## Written problem
Among the lines below, list those containing the string "vraagt".

## Record excerpts
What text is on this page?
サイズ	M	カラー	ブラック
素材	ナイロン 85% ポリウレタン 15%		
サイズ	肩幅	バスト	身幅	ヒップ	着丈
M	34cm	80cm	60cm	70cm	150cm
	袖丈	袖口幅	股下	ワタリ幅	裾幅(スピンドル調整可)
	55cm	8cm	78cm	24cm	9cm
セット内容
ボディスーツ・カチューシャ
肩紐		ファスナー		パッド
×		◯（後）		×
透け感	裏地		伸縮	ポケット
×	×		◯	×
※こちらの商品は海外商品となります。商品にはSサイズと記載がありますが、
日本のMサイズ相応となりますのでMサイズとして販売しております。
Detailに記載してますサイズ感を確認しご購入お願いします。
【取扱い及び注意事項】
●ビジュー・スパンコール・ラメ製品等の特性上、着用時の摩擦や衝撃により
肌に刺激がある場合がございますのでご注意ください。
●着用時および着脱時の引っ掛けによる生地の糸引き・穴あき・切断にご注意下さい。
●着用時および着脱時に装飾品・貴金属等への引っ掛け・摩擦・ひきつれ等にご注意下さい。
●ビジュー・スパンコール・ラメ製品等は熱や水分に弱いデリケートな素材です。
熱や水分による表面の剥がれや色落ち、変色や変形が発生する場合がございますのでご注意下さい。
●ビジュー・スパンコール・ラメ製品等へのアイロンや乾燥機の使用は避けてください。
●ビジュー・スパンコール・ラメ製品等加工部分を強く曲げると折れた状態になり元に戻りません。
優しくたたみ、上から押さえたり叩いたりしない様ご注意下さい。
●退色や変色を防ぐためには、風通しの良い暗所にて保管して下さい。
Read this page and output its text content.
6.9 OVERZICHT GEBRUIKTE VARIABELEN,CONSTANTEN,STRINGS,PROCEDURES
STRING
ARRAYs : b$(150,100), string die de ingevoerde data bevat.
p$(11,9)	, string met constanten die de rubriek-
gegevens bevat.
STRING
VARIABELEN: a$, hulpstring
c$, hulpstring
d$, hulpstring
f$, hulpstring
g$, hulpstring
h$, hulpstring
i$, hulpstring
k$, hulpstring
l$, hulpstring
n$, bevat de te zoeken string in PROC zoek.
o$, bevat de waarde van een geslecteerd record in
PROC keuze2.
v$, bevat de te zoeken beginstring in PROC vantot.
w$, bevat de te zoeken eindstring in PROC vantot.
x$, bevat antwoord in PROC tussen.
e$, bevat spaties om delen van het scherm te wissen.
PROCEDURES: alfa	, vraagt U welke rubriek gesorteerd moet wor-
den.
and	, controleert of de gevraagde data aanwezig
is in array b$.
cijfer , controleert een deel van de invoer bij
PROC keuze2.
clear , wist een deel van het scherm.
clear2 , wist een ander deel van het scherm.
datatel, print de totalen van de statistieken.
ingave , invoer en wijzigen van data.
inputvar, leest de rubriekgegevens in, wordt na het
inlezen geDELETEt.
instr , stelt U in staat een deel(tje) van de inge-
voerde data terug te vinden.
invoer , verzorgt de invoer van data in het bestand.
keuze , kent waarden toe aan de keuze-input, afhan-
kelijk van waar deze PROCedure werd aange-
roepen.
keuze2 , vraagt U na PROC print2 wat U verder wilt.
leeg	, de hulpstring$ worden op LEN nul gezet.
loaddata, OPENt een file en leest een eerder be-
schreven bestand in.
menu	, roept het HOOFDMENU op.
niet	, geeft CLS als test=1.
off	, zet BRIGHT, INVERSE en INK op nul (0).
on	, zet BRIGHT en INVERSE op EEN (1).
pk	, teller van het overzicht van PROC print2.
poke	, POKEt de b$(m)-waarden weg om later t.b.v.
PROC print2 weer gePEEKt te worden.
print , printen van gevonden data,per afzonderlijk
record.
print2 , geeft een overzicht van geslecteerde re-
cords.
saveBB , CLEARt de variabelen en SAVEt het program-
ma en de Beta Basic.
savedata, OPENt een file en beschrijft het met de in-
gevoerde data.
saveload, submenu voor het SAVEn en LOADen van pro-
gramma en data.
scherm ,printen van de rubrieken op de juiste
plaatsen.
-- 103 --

## Written reply
PROCEDURES: alfa	, vraagt U welke rubriek gesorteerd moet wor-
keuze2 , vraagt U na PROC print2 wat U verder wilt.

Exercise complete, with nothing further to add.